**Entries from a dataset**

——

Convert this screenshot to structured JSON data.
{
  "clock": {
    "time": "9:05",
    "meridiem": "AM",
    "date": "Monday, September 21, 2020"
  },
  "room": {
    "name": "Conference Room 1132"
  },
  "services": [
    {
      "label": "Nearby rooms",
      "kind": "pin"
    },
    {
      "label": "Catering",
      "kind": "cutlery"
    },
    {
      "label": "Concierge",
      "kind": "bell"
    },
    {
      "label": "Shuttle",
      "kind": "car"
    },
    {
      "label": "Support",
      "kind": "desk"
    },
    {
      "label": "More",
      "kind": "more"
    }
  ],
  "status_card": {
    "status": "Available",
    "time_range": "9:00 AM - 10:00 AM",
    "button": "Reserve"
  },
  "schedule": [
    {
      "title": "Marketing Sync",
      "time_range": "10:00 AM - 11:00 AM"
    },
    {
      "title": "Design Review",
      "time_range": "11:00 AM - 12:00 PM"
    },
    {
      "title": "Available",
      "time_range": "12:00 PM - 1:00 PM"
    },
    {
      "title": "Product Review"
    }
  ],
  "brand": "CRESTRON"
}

——

**DIRECTION**
Return the full listing, character for character.

**TASK OUTPUT**
Convert this screenshot to structured JSON data.
{
  "clock": {
    "time": "9:05",
    "meridiem": "AM",
    "date": "Monday, September 21, 2020"
  },
  "room": {
    "name": "Conference Room 1132"
  },
  "services": [
    {
      "label": "Nearby rooms",
      "kind": "pin"
    },
    {
      "label": "Catering",
      "kind": "cutlery"
    },
    {
      "label": "Concierge",
      "kind": "bell"
    },
    {
      "label": "Shuttle",
      "kind": "car"
    },
    {
      "label": "Support",
      "kind": "desk"
    },
    {
      "label": "More",
      "kind": "more"
    }
  ],
  "status_card": {
    "status": "Available",
    "time_range": "9:00 AM - 10:00 AM",
    "button": "Reserve"
  },
  "schedule": [
    {
      "title": "Marketing Sync",
      "time_range": "10:00 AM - 11:00 AM"
    },
    {
      "title": "Design Review",
      "time_range": "11:00 AM - 12:00 PM"
    },
    {
      "title": "Available",
      "time_range": "12:00 PM - 1:00 PM"
    },
    {
      "title": "Product Review"
    }
  ],
  "brand": "CRESTRON"
}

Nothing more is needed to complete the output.